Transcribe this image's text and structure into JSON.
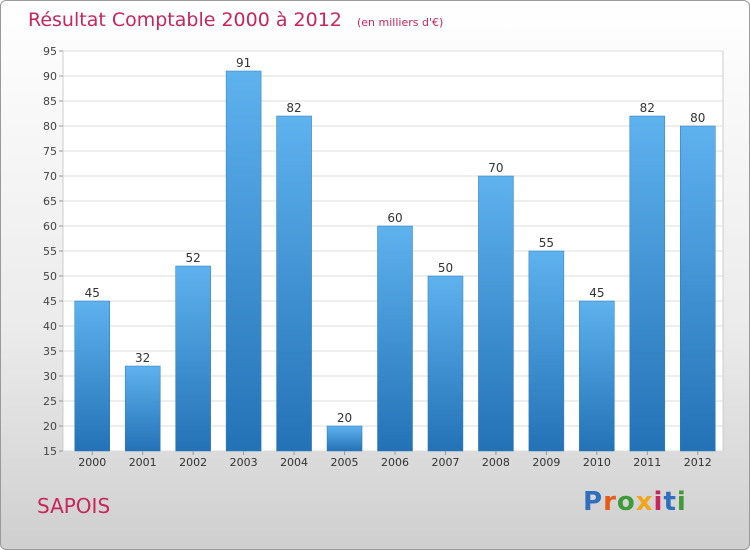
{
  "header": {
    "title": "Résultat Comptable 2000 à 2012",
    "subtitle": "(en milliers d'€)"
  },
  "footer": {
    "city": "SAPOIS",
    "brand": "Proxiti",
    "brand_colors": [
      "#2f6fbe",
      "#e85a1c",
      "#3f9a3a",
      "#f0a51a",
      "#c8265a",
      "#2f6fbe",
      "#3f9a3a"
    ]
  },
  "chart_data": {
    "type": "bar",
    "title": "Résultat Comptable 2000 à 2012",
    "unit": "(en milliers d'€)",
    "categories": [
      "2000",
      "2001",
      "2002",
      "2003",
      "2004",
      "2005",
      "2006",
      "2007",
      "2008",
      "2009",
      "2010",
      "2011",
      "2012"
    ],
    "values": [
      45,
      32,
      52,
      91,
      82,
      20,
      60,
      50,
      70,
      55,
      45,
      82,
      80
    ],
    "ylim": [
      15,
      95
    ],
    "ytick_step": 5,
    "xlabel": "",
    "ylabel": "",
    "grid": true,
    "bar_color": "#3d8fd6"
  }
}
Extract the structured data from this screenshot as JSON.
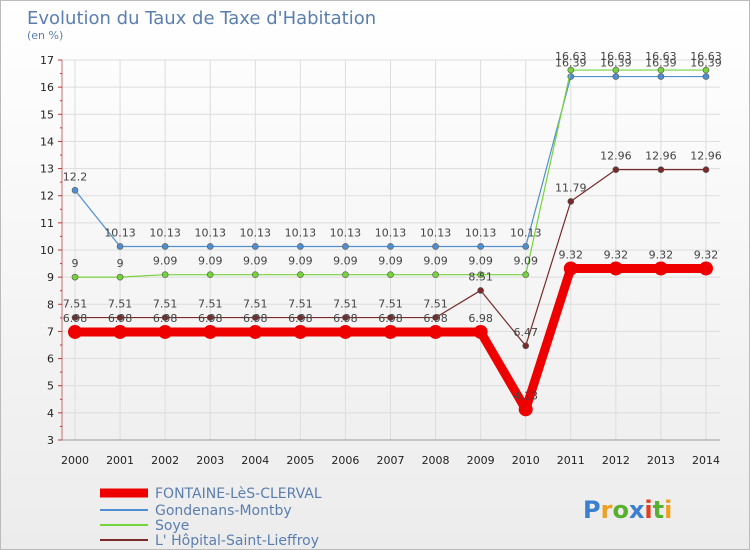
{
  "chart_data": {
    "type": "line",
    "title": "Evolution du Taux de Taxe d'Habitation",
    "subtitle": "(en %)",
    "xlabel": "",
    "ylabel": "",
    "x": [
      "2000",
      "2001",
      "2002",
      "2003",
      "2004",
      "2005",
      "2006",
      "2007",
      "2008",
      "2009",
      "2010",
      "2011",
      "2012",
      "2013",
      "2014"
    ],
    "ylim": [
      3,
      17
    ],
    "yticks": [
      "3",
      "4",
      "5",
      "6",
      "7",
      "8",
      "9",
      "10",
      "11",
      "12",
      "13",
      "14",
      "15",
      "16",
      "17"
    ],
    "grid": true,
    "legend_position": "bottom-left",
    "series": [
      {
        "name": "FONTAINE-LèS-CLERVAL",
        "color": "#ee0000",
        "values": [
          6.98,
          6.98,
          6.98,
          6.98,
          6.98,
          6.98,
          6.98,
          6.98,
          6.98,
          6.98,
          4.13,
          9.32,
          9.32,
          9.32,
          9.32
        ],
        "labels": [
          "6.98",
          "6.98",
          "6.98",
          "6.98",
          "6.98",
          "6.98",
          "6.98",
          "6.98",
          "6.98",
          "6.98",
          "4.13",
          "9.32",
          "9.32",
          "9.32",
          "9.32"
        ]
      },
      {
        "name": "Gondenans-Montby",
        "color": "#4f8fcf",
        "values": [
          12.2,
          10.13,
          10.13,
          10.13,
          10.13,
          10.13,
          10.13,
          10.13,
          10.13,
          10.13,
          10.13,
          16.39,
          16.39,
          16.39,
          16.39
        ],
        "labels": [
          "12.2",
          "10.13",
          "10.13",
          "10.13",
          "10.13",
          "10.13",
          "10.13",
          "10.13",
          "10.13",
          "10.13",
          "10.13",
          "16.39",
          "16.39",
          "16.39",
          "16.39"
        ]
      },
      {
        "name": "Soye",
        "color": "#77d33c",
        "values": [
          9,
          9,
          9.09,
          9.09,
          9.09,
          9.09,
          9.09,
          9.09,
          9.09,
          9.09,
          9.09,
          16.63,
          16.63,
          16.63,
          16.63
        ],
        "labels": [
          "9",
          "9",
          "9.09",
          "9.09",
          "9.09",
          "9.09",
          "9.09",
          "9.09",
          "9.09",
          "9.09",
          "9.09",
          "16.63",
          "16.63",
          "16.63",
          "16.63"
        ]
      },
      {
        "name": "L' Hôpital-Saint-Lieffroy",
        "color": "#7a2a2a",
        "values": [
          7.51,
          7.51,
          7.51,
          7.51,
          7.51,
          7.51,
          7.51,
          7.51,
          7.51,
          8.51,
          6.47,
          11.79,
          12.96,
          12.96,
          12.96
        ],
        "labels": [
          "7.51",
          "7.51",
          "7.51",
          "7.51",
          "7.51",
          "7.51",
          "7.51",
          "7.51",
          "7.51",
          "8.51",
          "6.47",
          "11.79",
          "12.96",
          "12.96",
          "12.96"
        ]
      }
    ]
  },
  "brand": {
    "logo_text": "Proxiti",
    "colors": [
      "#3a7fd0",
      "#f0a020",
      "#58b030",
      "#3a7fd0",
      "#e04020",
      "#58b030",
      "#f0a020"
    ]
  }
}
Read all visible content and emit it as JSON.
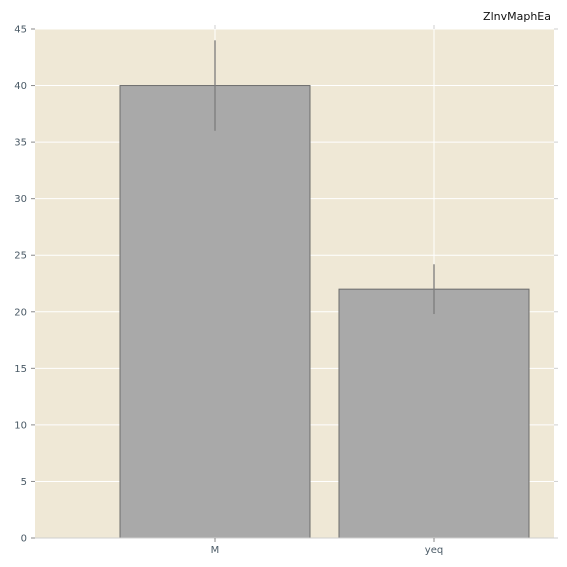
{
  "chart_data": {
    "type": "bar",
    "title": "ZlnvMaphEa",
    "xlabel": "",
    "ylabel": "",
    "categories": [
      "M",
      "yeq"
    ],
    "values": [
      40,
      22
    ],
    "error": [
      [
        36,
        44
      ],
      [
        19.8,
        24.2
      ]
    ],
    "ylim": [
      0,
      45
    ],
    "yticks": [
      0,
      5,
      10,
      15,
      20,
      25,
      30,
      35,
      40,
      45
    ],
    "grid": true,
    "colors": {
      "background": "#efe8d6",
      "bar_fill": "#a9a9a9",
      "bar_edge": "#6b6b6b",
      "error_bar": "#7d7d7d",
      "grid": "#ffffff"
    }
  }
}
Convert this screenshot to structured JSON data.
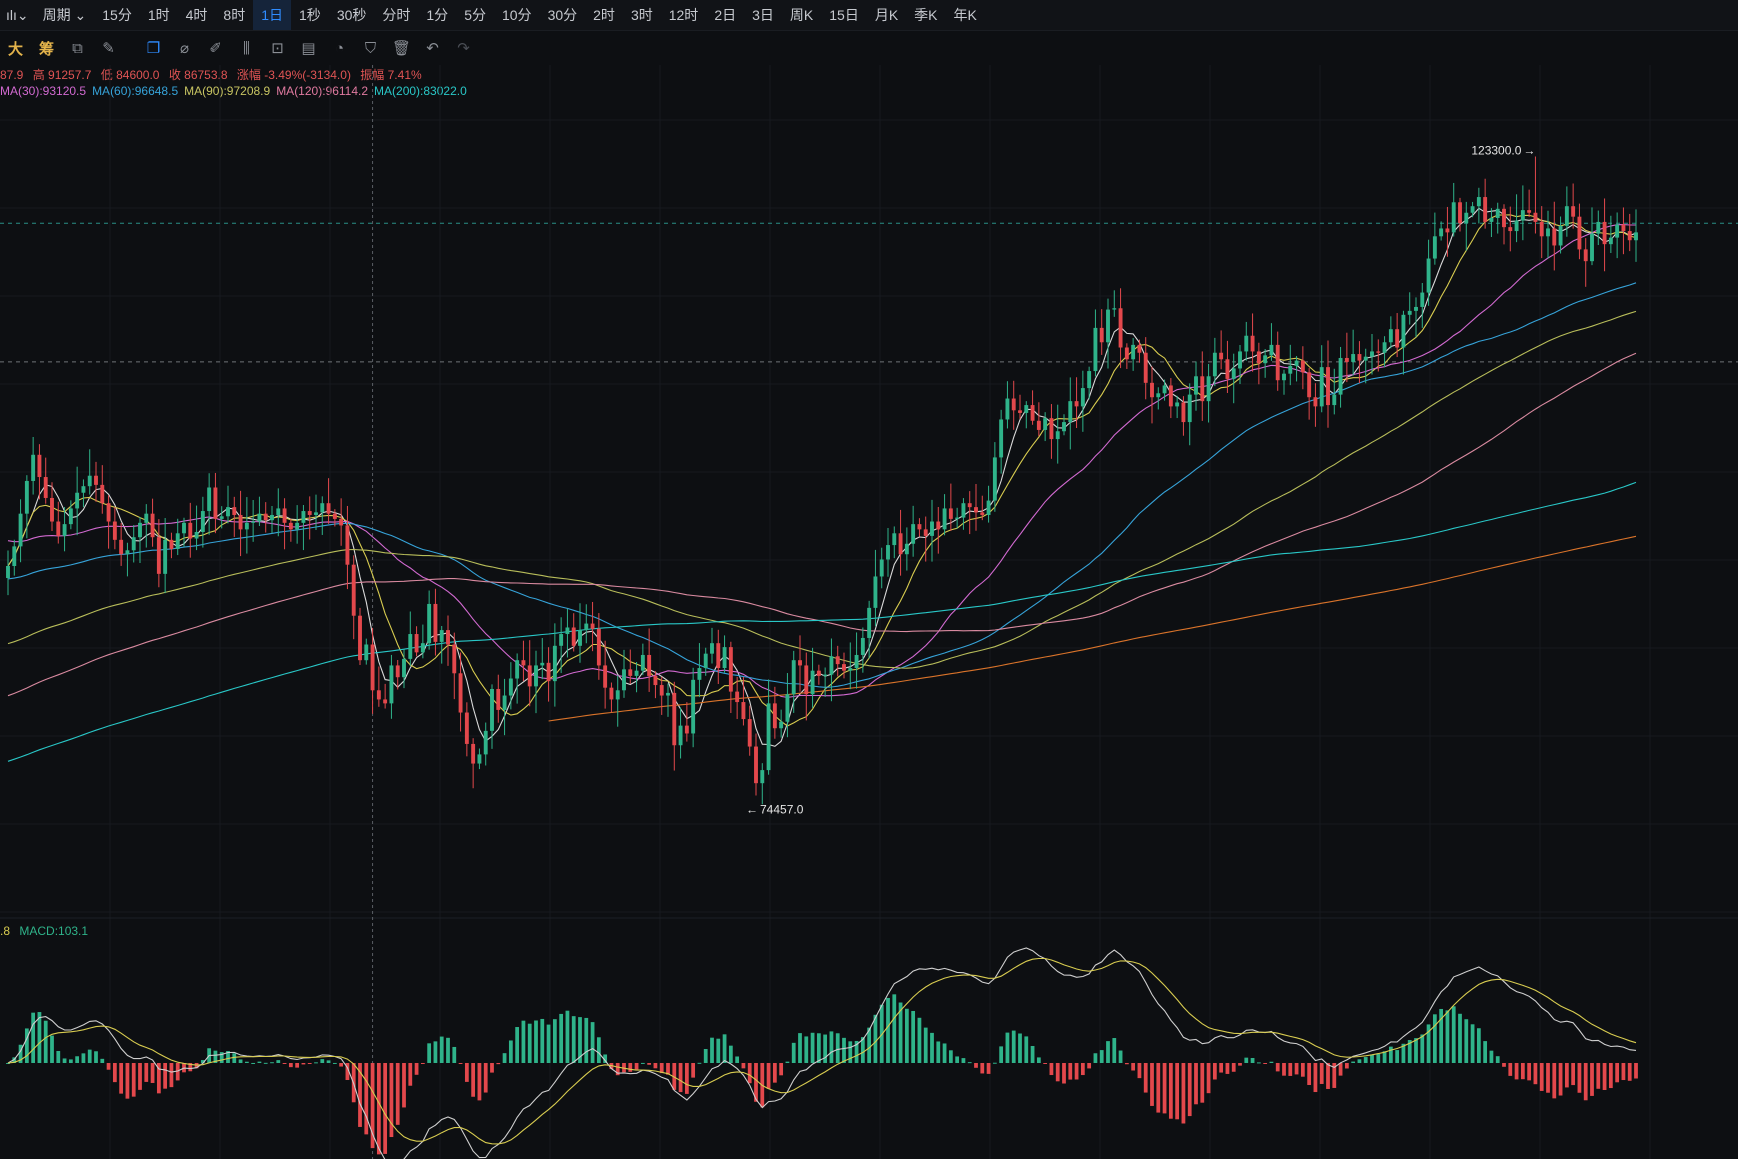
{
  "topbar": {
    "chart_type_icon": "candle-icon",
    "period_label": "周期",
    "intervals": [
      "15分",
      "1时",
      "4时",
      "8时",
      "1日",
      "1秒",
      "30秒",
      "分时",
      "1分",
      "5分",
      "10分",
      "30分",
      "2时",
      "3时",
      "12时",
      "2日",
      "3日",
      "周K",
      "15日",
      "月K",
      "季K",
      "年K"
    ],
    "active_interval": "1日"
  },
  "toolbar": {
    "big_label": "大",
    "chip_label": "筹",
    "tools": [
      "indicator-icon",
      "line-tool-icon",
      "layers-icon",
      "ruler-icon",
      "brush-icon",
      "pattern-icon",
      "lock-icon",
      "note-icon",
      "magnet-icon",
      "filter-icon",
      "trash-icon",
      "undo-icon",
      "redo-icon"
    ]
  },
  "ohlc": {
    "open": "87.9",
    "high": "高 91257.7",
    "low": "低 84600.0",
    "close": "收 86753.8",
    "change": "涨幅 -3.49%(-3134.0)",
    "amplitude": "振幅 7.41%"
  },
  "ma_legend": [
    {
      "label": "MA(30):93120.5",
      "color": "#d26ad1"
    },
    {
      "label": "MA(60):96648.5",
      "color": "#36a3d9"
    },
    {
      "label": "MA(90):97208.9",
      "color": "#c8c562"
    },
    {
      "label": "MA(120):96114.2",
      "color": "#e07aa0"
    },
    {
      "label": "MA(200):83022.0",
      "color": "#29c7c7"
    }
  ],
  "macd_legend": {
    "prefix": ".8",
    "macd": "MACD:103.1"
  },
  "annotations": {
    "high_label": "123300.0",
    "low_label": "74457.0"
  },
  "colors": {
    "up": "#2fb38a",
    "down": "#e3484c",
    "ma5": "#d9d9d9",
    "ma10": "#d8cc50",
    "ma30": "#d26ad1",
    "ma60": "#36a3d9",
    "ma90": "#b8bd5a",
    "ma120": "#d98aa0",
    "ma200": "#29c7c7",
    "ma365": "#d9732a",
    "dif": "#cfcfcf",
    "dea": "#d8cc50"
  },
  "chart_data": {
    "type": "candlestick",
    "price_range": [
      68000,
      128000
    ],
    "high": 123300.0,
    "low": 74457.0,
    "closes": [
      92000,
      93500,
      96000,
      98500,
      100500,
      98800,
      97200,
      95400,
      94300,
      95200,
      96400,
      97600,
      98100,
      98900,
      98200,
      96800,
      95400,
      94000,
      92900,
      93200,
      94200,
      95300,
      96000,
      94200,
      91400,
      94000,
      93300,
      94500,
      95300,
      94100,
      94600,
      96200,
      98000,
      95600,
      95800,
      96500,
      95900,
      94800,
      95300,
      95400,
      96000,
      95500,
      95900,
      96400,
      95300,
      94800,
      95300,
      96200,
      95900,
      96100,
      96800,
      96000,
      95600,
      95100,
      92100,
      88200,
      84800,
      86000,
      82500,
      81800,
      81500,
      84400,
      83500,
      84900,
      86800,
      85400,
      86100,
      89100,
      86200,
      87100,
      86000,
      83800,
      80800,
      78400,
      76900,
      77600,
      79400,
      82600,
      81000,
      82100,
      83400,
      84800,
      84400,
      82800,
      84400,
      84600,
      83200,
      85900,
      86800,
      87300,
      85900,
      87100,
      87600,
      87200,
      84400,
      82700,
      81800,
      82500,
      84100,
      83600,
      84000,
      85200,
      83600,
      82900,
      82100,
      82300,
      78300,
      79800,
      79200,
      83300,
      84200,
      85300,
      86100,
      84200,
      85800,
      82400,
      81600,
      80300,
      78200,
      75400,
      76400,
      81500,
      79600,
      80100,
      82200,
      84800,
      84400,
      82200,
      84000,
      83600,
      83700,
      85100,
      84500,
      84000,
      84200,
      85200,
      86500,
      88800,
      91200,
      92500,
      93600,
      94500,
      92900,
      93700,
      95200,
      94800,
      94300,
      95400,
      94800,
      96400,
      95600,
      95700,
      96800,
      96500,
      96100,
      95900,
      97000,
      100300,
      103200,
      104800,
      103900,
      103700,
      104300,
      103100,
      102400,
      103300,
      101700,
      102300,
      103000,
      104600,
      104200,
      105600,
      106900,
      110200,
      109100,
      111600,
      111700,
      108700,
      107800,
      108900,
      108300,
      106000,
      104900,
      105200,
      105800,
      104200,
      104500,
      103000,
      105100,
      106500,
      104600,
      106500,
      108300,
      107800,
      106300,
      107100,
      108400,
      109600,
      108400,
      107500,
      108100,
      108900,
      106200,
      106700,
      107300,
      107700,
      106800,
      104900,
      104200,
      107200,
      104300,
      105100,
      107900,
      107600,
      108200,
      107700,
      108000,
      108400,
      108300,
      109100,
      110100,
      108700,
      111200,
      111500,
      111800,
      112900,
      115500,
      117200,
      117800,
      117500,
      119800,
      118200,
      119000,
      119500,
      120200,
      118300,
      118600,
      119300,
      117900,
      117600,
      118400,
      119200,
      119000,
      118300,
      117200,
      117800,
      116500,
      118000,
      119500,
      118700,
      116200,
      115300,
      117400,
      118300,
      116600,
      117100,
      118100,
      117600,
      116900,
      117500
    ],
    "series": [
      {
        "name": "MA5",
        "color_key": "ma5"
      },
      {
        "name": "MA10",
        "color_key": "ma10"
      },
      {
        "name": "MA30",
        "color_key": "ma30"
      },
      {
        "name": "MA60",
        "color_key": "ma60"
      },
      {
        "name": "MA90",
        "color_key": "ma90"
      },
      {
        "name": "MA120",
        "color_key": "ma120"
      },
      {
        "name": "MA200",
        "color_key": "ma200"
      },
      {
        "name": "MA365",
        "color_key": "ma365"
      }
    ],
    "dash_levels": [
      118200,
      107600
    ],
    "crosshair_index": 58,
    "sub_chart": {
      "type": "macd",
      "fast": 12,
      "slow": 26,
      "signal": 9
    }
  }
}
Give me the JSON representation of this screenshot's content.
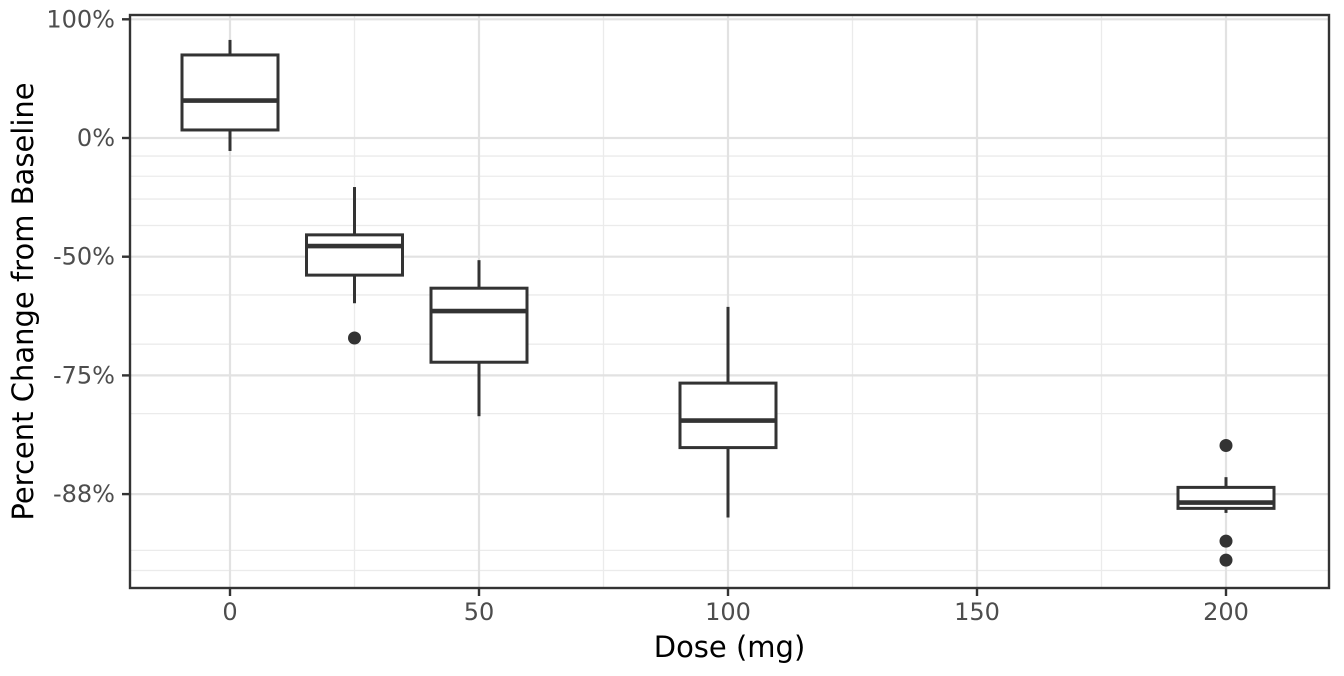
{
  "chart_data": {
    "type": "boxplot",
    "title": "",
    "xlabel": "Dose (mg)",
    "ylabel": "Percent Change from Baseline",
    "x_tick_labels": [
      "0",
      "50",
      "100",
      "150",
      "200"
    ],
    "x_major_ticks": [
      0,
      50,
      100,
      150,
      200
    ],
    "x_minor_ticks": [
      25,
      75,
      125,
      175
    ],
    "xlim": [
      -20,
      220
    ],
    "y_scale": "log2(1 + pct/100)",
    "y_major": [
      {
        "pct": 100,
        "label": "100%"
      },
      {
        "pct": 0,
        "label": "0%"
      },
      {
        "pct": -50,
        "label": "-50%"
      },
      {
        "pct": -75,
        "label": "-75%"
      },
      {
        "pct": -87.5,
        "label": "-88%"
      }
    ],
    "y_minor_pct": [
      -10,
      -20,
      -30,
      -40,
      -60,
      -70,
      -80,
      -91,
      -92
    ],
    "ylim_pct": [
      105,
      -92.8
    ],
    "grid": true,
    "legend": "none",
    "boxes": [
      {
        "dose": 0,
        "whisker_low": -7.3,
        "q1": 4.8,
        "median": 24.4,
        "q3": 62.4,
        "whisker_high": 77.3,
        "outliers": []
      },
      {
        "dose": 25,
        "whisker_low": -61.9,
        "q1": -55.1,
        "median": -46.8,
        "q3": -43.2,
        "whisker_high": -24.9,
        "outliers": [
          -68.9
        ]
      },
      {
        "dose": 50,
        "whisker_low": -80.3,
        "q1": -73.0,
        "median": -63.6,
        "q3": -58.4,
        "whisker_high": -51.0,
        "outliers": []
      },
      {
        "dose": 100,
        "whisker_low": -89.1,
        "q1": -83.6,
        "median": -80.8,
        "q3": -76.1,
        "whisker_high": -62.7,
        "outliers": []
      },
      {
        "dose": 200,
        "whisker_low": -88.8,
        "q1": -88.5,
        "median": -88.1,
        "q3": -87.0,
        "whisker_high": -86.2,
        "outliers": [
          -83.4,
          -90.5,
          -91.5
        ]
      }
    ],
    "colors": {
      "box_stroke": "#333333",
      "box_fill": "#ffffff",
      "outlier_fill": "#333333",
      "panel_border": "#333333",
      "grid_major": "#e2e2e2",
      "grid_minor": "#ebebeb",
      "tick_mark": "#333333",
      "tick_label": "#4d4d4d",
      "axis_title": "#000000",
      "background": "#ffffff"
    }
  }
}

> STATED PROBLEM
Say how many lines above hold the word "ffffff", giving only the count.

> ANSWER FOR THIS EXERCISE
3